WHAT YOU ARE ASKED TO DO:
Omit all pictures and give the records below again exactly as written.

Dataset rows about figures:

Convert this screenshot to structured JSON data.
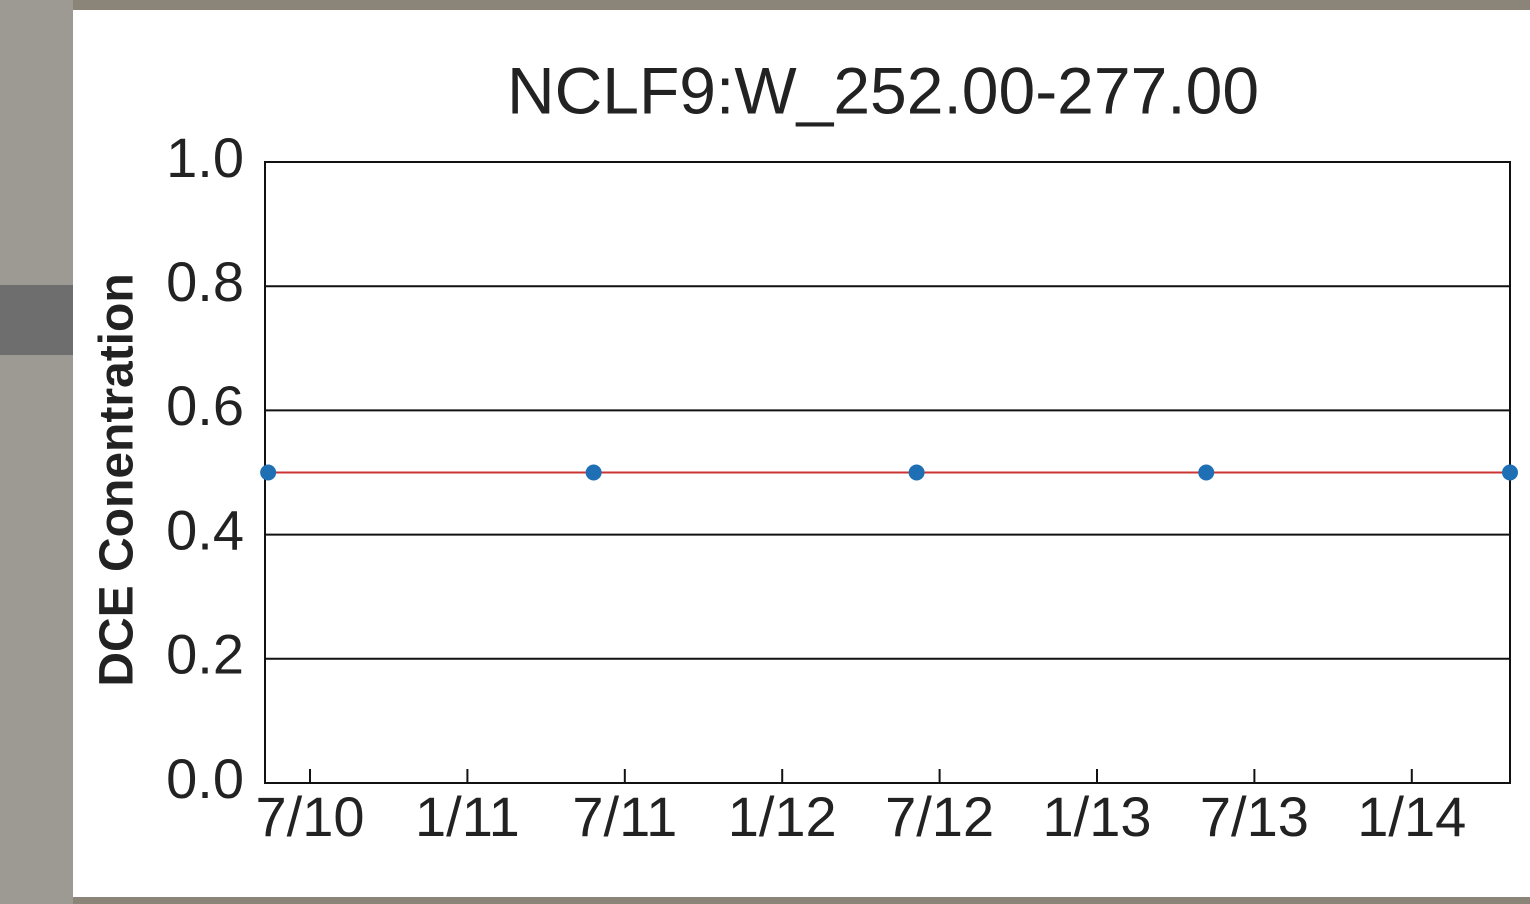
{
  "chart_data": {
    "type": "line",
    "title": "NCLF9:W_252.00-277.00",
    "y_label": "DCE Conentration",
    "x": [
      2010.367,
      2011.401,
      2012.427,
      2013.347,
      2014.312
    ],
    "series": [
      {
        "color": "#cc3333",
        "marker_color": "#1f6fb5",
        "values": [
          0.5,
          0.5,
          0.5,
          0.5,
          0.5
        ]
      }
    ],
    "xlim": [
      2010.357,
      2014.312
    ],
    "xticks": [
      {
        "value": 2010.5,
        "label": "7/10"
      },
      {
        "value": 2011.0,
        "label": "1/11"
      },
      {
        "value": 2011.5,
        "label": "7/11"
      },
      {
        "value": 2012.0,
        "label": "1/12"
      },
      {
        "value": 2012.5,
        "label": "7/12"
      },
      {
        "value": 2013.0,
        "label": "1/13"
      },
      {
        "value": 2013.5,
        "label": "7/13"
      },
      {
        "value": 2014.0,
        "label": "1/14"
      }
    ],
    "ylim": [
      0,
      1
    ],
    "yticks": [
      {
        "value": 0,
        "label": "0.0"
      },
      {
        "value": 0.2,
        "label": "0.2"
      },
      {
        "value": 0.4,
        "label": "0.4"
      },
      {
        "value": 0.6,
        "label": "0.6"
      },
      {
        "value": 0.8,
        "label": "0.8"
      },
      {
        "value": 1,
        "label": "1.0"
      }
    ],
    "grid": true
  }
}
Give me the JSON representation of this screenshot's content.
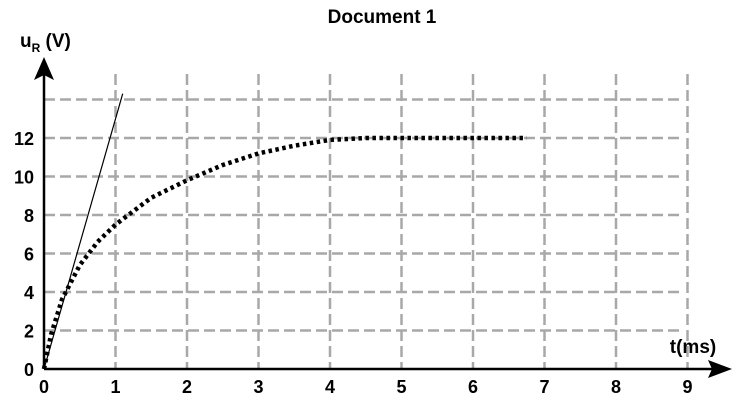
{
  "chart_data": {
    "type": "line",
    "title": "Document 1",
    "ylabel": {
      "base": "u",
      "sub": "R",
      "unit": " (V)"
    },
    "xlabel": "t(ms)",
    "xlim": [
      0,
      9
    ],
    "ylim": [
      0,
      12
    ],
    "x_ticks": [
      0,
      1,
      2,
      3,
      4,
      5,
      6,
      7,
      8,
      9
    ],
    "y_ticks": [
      0,
      2,
      4,
      6,
      8,
      10,
      12
    ],
    "grid": true,
    "series": [
      {
        "style": "dotted",
        "color": "#000000",
        "x": [
          0,
          0.1,
          0.25,
          0.5,
          0.75,
          1,
          1.5,
          2,
          2.5,
          3,
          3.5,
          4,
          4.5,
          5,
          5.5,
          6,
          6.5,
          6.75
        ],
        "y": [
          0,
          1.8,
          3.6,
          5.4,
          6.6,
          7.5,
          8.9,
          9.8,
          10.6,
          11.2,
          11.6,
          11.9,
          12.0,
          12.0,
          12.0,
          12.0,
          12.0,
          12.0
        ]
      },
      {
        "style": "solid-thin",
        "color": "#000000",
        "x": [
          0,
          1.1
        ],
        "y": [
          0,
          14.3
        ]
      }
    ]
  }
}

TASK SOLUTION:
Convert this screenshot to structured JSON data.
{
  "chart_data": {
    "type": "line",
    "title": "NCLF9:W_252.00-277.00",
    "y_label": "DCE Conentration",
    "x": [
      2010.367,
      2011.401,
      2012.427,
      2013.347,
      2014.312
    ],
    "series": [
      {
        "color": "#cc3333",
        "marker_color": "#1f6fb5",
        "values": [
          0.5,
          0.5,
          0.5,
          0.5,
          0.5
        ]
      }
    ],
    "xlim": [
      2010.357,
      2014.312
    ],
    "xticks": [
      {
        "value": 2010.5,
        "label": "7/10"
      },
      {
        "value": 2011.0,
        "label": "1/11"
      },
      {
        "value": 2011.5,
        "label": "7/11"
      },
      {
        "value": 2012.0,
        "label": "1/12"
      },
      {
        "value": 2012.5,
        "label": "7/12"
      },
      {
        "value": 2013.0,
        "label": "1/13"
      },
      {
        "value": 2013.5,
        "label": "7/13"
      },
      {
        "value": 2014.0,
        "label": "1/14"
      }
    ],
    "ylim": [
      0,
      1
    ],
    "yticks": [
      {
        "value": 0,
        "label": "0.0"
      },
      {
        "value": 0.2,
        "label": "0.2"
      },
      {
        "value": 0.4,
        "label": "0.4"
      },
      {
        "value": 0.6,
        "label": "0.6"
      },
      {
        "value": 0.8,
        "label": "0.8"
      },
      {
        "value": 1,
        "label": "1.0"
      }
    ],
    "grid": true
  }
}
Give me the JSON representation of this screenshot's content.
{
  "chart_data": {
    "type": "line",
    "title": "Document 1",
    "ylabel": {
      "base": "u",
      "sub": "R",
      "unit": " (V)"
    },
    "xlabel": "t(ms)",
    "xlim": [
      0,
      9
    ],
    "ylim": [
      0,
      12
    ],
    "x_ticks": [
      0,
      1,
      2,
      3,
      4,
      5,
      6,
      7,
      8,
      9
    ],
    "y_ticks": [
      0,
      2,
      4,
      6,
      8,
      10,
      12
    ],
    "grid": true,
    "series": [
      {
        "style": "dotted",
        "color": "#000000",
        "x": [
          0,
          0.1,
          0.25,
          0.5,
          0.75,
          1,
          1.5,
          2,
          2.5,
          3,
          3.5,
          4,
          4.5,
          5,
          5.5,
          6,
          6.5,
          6.75
        ],
        "y": [
          0,
          1.8,
          3.6,
          5.4,
          6.6,
          7.5,
          8.9,
          9.8,
          10.6,
          11.2,
          11.6,
          11.9,
          12.0,
          12.0,
          12.0,
          12.0,
          12.0,
          12.0
        ]
      },
      {
        "style": "solid-thin",
        "color": "#000000",
        "x": [
          0,
          1.1
        ],
        "y": [
          0,
          14.3
        ]
      }
    ]
  }
}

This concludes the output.